## Directions
Drop the images; return everything else in the listing below exactly.

**********

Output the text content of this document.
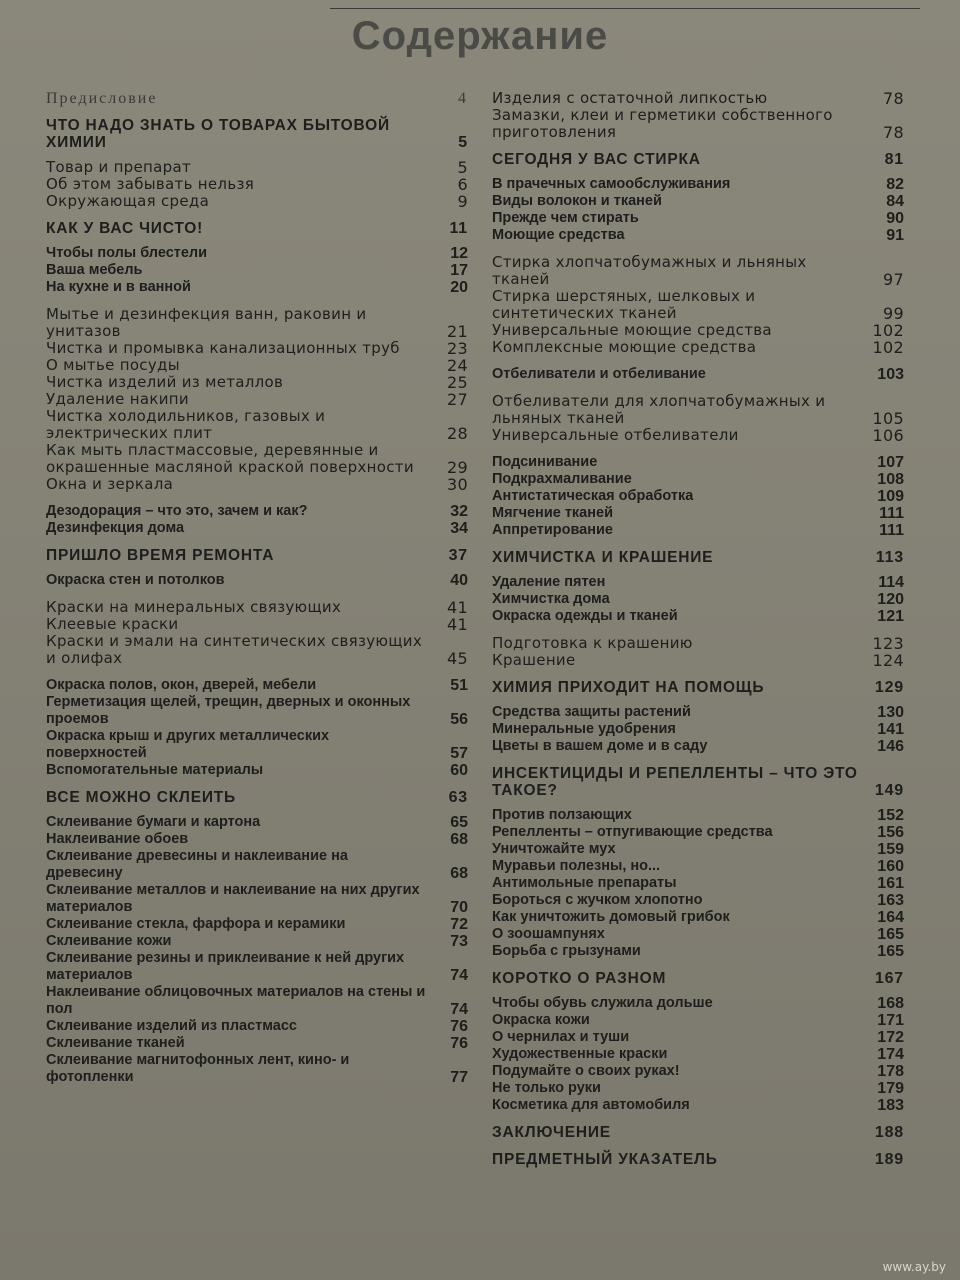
Содержание
Предисловие	4
ЧТО НАДО ЗНАТЬ О ТОВАРАХ БЫТОВОЙ ХИМИИ	5
Товар и препарат	5
Об этом забывать нельзя	6
Окружающая среда	9
КАК У ВАС ЧИСТО!	11
Чтобы полы блестели	12
Ваша мебель	17
На кухне и в ванной	20
Мытье и дезинфекция ванн, раковин и унитазов	21
Чистка и промывка канализационных труб	23
О мытье посуды	24
Чистка изделий из металлов	25
Удаление накипи	27
Чистка холодильников, газовых и электрических плит	28
Как мыть пластмассовые, деревянные и окрашенные масляной краской поверхности 29
Окна и зеркала	30
Дезодорация – что это, зачем и как?	32
Дезинфекция дома	34
ПРИШЛО ВРЕМЯ РЕМОНТА	37
Окраска стен и потолков	40
Краски на минеральных связующих	41
Клеевые краски	41
Краски и эмали на синтетических связующих и олифах	45
Окраска полов, окон, дверей, мебели	51
Герметизация щелей, трещин, дверных и оконных проемов	56
Окраска крыш и других металлических поверхностей	57
Вспомогательные материалы	60
ВСЕ МОЖНО СКЛЕИТЬ	63
Склеивание бумаги и картона	65
Наклеивание обоев	68
Склеивание древесины и наклеивание на древесину	68
Склеивание металлов и наклеивание на них других материалов	70
Склеивание стекла, фарфора и керамики	72
Склеивание кожи	73
Склеивание резины и приклеивание к ней других материалов	74
Наклеивание облицовочных материалов на стены и пол	74
Склеивание изделий из пластмасс	76
Склеивание тканей	76
Склеивание магнитофонных лент, кино- и фотопленки	77
Изделия с остаточной липкостью	78
Замазки, клеи и герметики собственного приготовления	78
СЕГОДНЯ У ВАС СТИРКА	81
В прачечных самообслуживания	82
Виды волокон и тканей	84
Прежде чем стирать	90
Моющие средства	91
Стирка хлопчатобумажных и льняных тканей	97
Стирка шерстяных, шелковых и синтетических тканей	99
Универсальные моющие средства	102
Комплексные моющие средства	102
Отбеливатели и отбеливание	103
Отбеливатели для хлопчатобумажных и льняных тканей	105
Универсальные отбеливатели	106
Подсинивание	107
Подкрахмаливание	108
Антистатическая обработка	109
Мягчение тканей	111
Аппретирование	111
ХИМЧИСТКА И КРАШЕНИЕ	113
Удаление пятен	114
Химчистка дома	120
Окраска одежды и тканей	121
Подготовка к крашению	123
Крашение	124
ХИМИЯ ПРИХОДИТ НА ПОМОЩЬ	129
Средства защиты растений	130
Минеральные удобрения	141
Цветы в вашем доме и в саду	146
ИНСЕКТИЦИДЫ И РЕПЕЛЛЕНТЫ – ЧТО ЭТО ТАКОЕ?	149
Против ползающих	152
Репелленты – отпугивающие средства	156
Уничтожайте мух	159
Муравьи полезны, но...	160
Антимольные препараты	161
Бороться с жучком хлопотно	163
Как уничтожить домовый грибок	164
О зоошампунях	165
Борьба с грызунами	165
КОРОТКО О РАЗНОМ	167
Чтобы обувь служила дольше	168
Окраска кожи	171
О чернилах и туши	172
Художественные краски	174
Подумайте о своих руках!	178
Не только руки	179
Косметика для автомобиля	183
ЗАКЛЮЧЕНИЕ	188
ПРЕДМЕТНЫЙ УКАЗАТЕЛЬ	189
www.ay.by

**********

## Complete response
Output the text content of this document.
Содержание
Предисловие	4
ЧТО НАДО ЗНАТЬ О ТОВАРАХ БЫТОВОЙ ХИМИИ	5
Товар и препарат	5
Об этом забывать нельзя	6
Окружающая среда	9
КАК У ВАС ЧИСТО!	11
Чтобы полы блестели	12
Ваша мебель	17
На кухне и в ванной	20
Мытье и дезинфекция ванн, раковин и унитазов	21
Чистка и промывка канализационных труб	23
О мытье посуды	24
Чистка изделий из металлов	25
Удаление накипи	27
Чистка холодильников, газовых и электрических плит	28
Как мыть пластмассовые, деревянные и окрашенные масляной краской поверхности 29
Окна и зеркала	30
Дезодорация – что это, зачем и как?	32
Дезинфекция дома	34
ПРИШЛО ВРЕМЯ РЕМОНТА	37
Окраска стен и потолков	40
Краски на минеральных связующих	41
Клеевые краски	41
Краски и эмали на синтетических связующих и олифах	45
Окраска полов, окон, дверей, мебели	51
Герметизация щелей, трещин, дверных и оконных проемов	56
Окраска крыш и других металлических поверхностей	57
Вспомогательные материалы	60
ВСЕ МОЖНО СКЛЕИТЬ	63
Склеивание бумаги и картона	65
Наклеивание обоев	68
Склеивание древесины и наклеивание на древесину	68
Склеивание металлов и наклеивание на них других материалов	70
Склеивание стекла, фарфора и керамики	72
Склеивание кожи	73
Склеивание резины и приклеивание к ней других материалов	74
Наклеивание облицовочных материалов на стены и пол	74
Склеивание изделий из пластмасс	76
Склеивание тканей	76
Склеивание магнитофонных лент, кино- и фотопленки	77
Изделия с остаточной липкостью	78
Замазки, клеи и герметики собственного приготовления	78
СЕГОДНЯ У ВАС СТИРКА	81
В прачечных самообслуживания	82
Виды волокон и тканей	84
Прежде чем стирать	90
Моющие средства	91
Стирка хлопчатобумажных и льняных тканей	97
Стирка шерстяных, шелковых и синтетических тканей	99
Универсальные моющие средства	102
Комплексные моющие средства	102
Отбеливатели и отбеливание	103
Отбеливатели для хлопчатобумажных и льняных тканей	105
Универсальные отбеливатели	106
Подсинивание	107
Подкрахмаливание	108
Антистатическая обработка	109
Мягчение тканей	111
Аппретирование	111
ХИМЧИСТКА И КРАШЕНИЕ	113
Удаление пятен	114
Химчистка дома	120
Окраска одежды и тканей	121
Подготовка к крашению	123
Крашение	124
ХИМИЯ ПРИХОДИТ НА ПОМОЩЬ	129
Средства защиты растений	130
Минеральные удобрения	141
Цветы в вашем доме и в саду	146
ИНСЕКТИЦИДЫ И РЕПЕЛЛЕНТЫ – ЧТО ЭТО ТАКОЕ?	149
Против ползающих	152
Репелленты – отпугивающие средства	156
Уничтожайте мух	159
Муравьи полезны, но...	160
Антимольные препараты	161
Бороться с жучком хлопотно	163
Как уничтожить домовый грибок	164
О зоошампунях	165
Борьба с грызунами	165
КОРОТКО О РАЗНОМ	167
Чтобы обувь служила дольше	168
Окраска кожи	171
О чернилах и туши	172
Художественные краски	174
Подумайте о своих руках!	178
Не только руки	179
Косметика для автомобиля	183
ЗАКЛЮЧЕНИЕ	188
ПРЕДМЕТНЫЙ УКАЗАТЕЛЬ	189
www.ay.by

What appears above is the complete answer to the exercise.